Reproduce the listing below verbatim, starting with its first line and stopping after the line that contains "th-cable-number: CABLE NUMBER".
** START Supplied information **
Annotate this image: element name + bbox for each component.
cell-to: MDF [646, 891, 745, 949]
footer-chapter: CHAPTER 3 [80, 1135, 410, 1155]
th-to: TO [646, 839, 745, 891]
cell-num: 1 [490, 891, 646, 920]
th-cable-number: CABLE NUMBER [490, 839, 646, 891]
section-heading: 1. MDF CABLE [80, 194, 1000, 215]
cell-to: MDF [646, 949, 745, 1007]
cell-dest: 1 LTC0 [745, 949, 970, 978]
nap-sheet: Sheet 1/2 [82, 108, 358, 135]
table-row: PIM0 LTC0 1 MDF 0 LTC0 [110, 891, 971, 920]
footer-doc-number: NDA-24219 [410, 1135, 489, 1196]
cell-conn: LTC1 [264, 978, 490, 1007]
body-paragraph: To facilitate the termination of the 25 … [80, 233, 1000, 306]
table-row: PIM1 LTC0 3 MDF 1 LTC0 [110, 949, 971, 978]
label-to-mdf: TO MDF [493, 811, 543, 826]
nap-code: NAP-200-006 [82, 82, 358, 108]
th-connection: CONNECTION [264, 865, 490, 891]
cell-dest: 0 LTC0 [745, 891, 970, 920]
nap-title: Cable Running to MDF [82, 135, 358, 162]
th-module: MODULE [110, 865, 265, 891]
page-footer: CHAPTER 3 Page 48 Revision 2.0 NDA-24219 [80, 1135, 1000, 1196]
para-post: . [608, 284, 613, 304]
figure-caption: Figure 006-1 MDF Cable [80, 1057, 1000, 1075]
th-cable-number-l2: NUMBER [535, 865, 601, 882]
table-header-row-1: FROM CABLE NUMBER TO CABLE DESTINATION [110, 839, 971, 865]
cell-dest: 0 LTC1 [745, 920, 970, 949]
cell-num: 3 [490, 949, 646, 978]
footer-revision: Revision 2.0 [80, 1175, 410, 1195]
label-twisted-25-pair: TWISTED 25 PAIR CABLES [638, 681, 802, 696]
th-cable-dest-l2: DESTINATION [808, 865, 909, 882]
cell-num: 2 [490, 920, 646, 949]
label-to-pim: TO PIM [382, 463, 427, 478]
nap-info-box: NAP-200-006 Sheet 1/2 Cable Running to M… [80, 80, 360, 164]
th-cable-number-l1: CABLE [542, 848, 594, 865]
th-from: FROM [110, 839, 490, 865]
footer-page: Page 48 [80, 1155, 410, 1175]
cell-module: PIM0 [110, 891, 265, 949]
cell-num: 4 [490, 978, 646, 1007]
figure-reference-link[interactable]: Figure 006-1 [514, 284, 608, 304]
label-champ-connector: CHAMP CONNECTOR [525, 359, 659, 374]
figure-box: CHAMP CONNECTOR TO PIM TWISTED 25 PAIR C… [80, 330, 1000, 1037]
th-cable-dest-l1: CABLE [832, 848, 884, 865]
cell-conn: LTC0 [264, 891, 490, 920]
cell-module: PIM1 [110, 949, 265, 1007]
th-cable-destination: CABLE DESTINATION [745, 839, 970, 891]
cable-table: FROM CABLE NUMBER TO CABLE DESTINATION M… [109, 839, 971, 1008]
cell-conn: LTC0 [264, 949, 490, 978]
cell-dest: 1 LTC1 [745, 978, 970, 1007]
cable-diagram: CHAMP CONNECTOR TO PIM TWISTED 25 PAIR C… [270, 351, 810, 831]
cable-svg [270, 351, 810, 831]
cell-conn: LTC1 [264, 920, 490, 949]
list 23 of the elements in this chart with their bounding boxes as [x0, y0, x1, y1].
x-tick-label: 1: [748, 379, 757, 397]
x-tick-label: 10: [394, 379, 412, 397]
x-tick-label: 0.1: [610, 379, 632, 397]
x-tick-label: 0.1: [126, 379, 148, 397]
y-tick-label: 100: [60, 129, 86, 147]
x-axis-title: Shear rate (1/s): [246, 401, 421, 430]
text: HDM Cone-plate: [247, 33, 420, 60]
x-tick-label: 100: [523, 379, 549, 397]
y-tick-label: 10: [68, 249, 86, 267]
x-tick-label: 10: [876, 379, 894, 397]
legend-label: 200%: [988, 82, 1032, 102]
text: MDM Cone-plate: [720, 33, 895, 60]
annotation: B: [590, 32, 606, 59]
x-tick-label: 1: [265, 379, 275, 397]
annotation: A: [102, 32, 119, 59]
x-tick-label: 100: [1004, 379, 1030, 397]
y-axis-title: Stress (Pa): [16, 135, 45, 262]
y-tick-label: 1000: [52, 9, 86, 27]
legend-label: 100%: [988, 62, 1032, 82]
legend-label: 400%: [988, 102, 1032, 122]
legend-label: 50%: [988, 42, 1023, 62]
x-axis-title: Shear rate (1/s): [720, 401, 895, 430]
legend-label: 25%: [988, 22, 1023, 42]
** END Supplied information **
Complete answer:
Annotate this image: element name + bbox for each component.
cell-to: MDF [646, 891, 745, 949]
footer-chapter: CHAPTER 3 [80, 1135, 410, 1155]
th-to: TO [646, 839, 745, 891]
cell-num: 1 [490, 891, 646, 920]
th-cable-number: CABLE NUMBER [490, 839, 646, 891]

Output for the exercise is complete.